═══ EXERCISE MATERIALS ═══

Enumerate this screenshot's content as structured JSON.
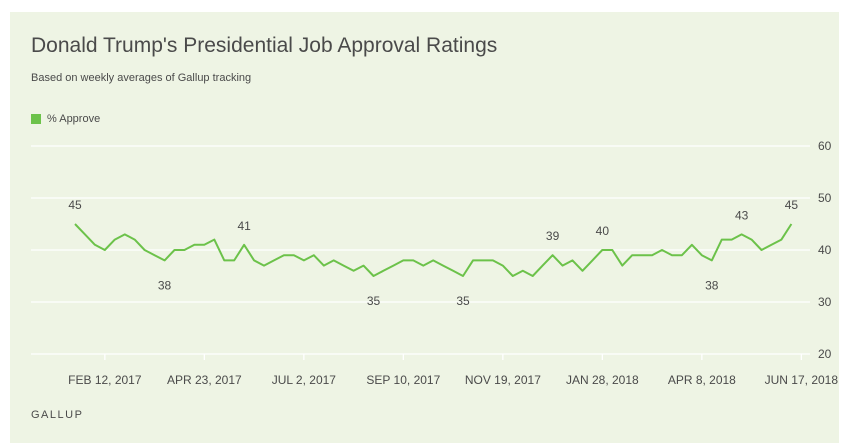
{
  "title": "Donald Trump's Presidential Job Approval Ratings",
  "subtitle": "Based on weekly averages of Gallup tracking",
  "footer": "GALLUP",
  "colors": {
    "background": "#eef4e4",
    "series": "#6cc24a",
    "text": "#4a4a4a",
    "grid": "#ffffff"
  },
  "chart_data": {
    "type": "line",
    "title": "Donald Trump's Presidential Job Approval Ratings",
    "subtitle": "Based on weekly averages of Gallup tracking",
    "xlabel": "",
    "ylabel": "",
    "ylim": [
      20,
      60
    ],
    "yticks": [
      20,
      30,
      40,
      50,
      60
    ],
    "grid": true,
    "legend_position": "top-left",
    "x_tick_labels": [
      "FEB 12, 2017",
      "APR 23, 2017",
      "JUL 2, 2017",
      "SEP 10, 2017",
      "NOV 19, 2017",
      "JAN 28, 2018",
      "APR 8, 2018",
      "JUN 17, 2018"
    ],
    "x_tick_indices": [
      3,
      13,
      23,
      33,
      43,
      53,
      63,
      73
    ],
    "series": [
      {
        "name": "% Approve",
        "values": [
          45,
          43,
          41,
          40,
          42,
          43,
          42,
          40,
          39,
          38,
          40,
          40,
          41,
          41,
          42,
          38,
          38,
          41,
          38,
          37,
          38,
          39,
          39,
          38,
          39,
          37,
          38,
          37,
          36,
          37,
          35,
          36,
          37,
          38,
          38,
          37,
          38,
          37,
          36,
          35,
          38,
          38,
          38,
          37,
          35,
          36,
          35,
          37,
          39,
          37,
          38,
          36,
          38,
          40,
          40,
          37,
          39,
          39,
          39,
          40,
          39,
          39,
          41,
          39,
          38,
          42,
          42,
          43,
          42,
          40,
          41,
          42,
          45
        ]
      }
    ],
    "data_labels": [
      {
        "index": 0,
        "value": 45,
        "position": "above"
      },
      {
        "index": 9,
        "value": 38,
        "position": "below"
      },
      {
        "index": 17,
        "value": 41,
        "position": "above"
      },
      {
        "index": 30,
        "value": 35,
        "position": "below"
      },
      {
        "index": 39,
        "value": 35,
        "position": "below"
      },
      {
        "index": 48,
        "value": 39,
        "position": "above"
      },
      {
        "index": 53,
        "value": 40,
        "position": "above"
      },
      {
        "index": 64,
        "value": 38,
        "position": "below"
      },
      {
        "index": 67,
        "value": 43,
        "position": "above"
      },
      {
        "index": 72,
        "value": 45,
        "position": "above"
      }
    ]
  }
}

═══
═══ EXERCISE MATERIALS ═══

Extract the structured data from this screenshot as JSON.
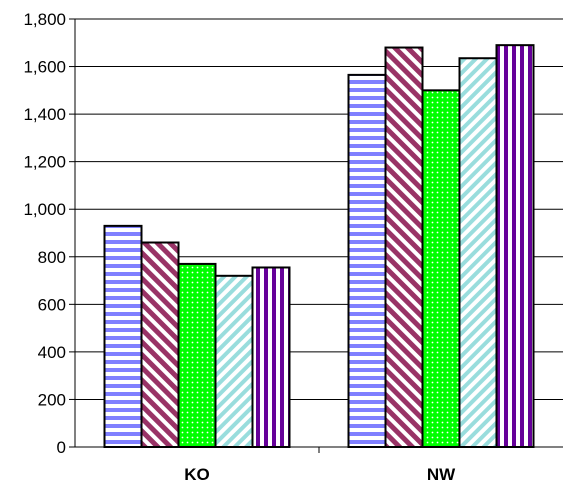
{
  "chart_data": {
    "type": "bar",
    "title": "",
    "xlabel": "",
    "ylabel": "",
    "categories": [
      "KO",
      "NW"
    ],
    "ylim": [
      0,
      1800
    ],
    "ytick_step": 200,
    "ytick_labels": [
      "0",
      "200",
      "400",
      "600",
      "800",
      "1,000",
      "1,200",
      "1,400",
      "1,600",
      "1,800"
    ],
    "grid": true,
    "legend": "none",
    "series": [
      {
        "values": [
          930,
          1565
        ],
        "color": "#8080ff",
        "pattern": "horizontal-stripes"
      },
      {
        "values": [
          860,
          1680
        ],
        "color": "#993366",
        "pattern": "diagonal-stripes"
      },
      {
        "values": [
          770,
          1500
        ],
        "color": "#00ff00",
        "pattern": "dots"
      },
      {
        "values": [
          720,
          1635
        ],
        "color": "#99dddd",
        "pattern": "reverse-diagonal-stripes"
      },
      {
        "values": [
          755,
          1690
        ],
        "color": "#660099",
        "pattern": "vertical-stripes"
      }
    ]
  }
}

═══

#### EXERCISE OBJECTIVE:
Of all the lines above, how many contain the word "Ratings"? Answer with only the number.

#### WRITTEN ANSWER:
2